Trecho fornecido:
━━━━━━━━━━━━━━━━━━━━━━━━━━━━━━
Protesto da construção civil critica decisão que anulou a Lei de Uso do Solo em JP

A entidade defendeu a necessidade de segurança jurídica e afirmou que a decisão judicial gera incertezas para toda a cadeia produtiva, envolvendo construtoras, investidores, fornecedores e financiadores.

Empresários e trabalhadores da construção civil realizaram, nesta quarta-feira (14), um protesto no Centro de João Pessoa, em frente à sede do Poder Judiciário, contra a decisão do Tribunal de Justiça da Paraíba (TJPB) que invalidou a nova Lei de Uso e Ocupação do Solo (LUOS) da capital. A legislação havia sido sancionada em abril de 2024 pelo prefeito Cícero Lucena (MDB) e promovia mudanças em regras urbanísticas, incluindo a flexibilização do limite de altura das edificações na orla.
━━━━━━━━━━━━━━━━━━━━━━━━━━━━━━
Retome a notícia sobre o protesto contra a anulação da Lei de Uso do Solo em João Pessoa, continuando a partir da última frase do trecho fornecido. As entradas não são necessárias.

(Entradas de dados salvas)
━━━━━━━━━━━━━━━━━━━━━━━━━━━━━━
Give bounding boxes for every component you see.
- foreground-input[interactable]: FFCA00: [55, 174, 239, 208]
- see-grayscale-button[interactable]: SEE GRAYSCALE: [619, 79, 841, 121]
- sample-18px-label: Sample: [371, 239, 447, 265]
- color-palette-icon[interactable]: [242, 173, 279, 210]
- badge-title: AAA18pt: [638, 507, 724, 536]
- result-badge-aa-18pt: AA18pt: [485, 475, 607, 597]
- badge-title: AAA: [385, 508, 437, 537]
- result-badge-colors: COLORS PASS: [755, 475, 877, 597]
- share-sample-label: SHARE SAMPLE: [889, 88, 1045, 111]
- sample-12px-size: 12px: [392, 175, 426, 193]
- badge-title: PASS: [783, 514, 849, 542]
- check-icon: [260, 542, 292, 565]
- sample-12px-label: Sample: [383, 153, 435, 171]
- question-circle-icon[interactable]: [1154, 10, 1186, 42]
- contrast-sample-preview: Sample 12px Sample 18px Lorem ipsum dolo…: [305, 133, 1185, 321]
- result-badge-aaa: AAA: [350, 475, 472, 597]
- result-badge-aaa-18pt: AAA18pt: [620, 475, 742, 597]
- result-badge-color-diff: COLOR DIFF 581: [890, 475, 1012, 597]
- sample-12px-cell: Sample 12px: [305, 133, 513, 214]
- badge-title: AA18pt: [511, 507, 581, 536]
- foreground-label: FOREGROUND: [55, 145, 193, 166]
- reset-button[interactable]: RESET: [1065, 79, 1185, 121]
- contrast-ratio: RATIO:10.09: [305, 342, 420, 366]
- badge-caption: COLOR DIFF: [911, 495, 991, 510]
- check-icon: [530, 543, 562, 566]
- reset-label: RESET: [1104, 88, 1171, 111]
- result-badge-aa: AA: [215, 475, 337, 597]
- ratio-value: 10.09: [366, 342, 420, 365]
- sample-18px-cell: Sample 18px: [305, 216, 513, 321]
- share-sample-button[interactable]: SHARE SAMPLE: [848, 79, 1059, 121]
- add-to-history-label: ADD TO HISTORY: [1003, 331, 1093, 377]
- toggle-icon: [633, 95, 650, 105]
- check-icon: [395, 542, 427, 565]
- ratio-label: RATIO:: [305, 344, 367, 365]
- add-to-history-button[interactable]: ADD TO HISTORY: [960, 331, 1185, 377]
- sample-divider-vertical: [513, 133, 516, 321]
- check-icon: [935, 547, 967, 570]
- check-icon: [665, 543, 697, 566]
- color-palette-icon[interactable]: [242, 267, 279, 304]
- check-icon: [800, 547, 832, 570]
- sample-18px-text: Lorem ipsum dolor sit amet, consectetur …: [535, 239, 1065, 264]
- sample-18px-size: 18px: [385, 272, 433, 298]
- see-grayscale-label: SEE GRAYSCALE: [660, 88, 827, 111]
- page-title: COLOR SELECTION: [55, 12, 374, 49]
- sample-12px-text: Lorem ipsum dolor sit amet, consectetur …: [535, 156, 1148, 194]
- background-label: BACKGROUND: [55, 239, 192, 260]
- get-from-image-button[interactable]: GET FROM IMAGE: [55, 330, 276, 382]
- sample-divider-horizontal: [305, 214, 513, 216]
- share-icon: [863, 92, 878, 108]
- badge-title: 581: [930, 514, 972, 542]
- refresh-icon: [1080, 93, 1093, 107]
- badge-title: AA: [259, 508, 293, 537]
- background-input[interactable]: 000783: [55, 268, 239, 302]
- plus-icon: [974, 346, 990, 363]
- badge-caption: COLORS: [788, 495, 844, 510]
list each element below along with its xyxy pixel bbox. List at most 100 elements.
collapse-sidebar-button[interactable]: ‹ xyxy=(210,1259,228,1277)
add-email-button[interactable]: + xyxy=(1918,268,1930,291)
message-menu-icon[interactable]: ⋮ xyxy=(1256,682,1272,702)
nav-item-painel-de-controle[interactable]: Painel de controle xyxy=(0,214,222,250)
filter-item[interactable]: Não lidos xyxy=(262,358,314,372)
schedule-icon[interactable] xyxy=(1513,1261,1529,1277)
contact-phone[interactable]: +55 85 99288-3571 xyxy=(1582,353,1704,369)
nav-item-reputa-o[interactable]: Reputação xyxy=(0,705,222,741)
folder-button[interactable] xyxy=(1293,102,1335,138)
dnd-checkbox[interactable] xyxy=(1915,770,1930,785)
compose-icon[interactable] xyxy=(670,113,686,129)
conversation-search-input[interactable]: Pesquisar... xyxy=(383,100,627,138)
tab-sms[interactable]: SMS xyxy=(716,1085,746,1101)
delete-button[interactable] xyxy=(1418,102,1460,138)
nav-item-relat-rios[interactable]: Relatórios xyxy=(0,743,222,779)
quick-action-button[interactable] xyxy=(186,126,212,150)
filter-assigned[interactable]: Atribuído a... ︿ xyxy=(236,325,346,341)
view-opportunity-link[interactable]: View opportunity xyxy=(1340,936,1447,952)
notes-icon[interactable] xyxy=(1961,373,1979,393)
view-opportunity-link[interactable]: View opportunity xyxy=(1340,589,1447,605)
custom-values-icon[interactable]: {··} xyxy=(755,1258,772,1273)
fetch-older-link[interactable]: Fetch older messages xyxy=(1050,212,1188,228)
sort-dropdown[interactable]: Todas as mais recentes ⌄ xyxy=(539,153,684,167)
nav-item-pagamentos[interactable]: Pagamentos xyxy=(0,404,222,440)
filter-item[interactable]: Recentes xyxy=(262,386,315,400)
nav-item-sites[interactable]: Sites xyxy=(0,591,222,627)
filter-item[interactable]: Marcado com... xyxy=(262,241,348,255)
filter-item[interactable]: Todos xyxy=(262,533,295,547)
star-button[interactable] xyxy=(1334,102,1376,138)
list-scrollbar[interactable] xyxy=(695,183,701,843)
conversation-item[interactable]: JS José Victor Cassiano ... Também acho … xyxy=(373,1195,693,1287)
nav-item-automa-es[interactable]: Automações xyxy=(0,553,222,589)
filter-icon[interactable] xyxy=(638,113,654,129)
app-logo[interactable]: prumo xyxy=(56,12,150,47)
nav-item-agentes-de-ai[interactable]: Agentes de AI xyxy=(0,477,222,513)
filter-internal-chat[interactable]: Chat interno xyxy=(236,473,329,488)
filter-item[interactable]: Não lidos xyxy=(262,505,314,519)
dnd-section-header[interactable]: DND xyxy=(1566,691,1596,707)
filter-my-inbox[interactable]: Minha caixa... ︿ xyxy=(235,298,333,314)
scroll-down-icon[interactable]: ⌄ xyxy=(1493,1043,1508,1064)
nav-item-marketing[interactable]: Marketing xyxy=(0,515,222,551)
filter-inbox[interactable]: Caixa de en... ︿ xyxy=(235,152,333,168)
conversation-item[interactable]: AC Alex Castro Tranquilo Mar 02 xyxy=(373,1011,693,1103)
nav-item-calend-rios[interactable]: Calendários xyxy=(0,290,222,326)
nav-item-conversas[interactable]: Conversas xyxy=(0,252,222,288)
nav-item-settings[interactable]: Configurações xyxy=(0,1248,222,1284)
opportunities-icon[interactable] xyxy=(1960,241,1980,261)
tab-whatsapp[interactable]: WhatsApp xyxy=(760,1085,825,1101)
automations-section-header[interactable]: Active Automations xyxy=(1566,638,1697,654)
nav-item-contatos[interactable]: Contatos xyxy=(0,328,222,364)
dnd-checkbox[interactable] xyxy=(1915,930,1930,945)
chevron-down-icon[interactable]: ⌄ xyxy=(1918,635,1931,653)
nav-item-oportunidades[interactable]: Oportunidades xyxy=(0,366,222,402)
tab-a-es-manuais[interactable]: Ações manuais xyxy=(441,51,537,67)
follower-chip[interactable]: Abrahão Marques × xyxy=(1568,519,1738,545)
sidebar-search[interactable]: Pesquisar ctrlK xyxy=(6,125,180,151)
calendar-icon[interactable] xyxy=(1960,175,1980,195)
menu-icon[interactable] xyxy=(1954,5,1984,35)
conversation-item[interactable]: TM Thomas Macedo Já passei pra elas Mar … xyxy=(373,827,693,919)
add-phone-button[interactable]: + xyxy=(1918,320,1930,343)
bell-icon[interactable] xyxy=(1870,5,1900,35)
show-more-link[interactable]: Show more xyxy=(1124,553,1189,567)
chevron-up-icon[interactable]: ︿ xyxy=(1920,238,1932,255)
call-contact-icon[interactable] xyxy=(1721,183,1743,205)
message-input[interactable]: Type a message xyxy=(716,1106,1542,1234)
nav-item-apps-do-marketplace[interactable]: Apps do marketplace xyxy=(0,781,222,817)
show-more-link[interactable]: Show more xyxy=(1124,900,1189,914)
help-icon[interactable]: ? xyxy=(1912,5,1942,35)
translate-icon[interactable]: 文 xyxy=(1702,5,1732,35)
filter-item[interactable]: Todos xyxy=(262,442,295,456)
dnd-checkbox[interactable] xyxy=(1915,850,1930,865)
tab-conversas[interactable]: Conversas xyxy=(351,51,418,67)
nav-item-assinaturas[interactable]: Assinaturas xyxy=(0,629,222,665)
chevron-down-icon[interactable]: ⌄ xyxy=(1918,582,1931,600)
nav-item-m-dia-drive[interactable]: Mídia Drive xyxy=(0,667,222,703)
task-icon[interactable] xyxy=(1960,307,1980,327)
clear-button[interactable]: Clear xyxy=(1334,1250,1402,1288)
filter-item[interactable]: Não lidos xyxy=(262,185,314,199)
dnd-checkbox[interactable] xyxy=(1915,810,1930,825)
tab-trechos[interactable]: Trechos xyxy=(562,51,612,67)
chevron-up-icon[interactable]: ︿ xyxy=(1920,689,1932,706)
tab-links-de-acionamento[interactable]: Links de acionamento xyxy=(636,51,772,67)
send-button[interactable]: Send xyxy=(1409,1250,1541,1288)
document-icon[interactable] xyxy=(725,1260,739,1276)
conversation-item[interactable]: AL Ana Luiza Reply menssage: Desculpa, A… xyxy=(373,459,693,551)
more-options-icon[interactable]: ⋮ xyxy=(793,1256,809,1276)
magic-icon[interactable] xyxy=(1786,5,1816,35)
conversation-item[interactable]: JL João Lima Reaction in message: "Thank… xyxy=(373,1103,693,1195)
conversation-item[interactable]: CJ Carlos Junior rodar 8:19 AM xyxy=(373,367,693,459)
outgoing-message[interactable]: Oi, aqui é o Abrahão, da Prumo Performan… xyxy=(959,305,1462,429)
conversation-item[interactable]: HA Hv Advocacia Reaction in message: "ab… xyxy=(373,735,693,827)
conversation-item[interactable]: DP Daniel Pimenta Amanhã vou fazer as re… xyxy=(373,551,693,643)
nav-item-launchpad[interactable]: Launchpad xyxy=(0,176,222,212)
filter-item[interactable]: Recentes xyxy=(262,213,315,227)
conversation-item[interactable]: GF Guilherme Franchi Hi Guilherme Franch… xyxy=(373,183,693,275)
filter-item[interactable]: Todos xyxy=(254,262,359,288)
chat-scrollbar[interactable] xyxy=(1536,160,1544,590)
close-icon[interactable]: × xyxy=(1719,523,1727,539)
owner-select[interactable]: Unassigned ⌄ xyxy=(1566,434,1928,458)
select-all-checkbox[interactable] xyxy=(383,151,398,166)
━━━━━━━━━━━━━━━━━━━━━━━━━━━━━━
Resultado abaixo:
Durante a manifestação, o Sindicato da Indústria da Construção Civil de João Pessoa destacou a relevância econômica do setor e alertou para o risco de impacto sobre cerca de 120 mil postos de trabalho. A entidade defendeu a necessidade de segurança jurídica e afirmou que a decisão judicial gera incertezas para toda a cadeia produtiva, envolvendo construtoras, investidores, fornecedores e financiadores.

A suspensão dos efeitos da LUOS ocorreu após questionamentos do Ministério Público da Paraíba (MPPB), que apontou falhas no processo legislativo, como ausência de participação popular e problemas de transparência. Com a declaração de inconstitucionalidade, válida de forma retroativa, surgiram dúvidas sobre a legalidade de obras já autorizadas e compromissos firmados durante a vigência da norma.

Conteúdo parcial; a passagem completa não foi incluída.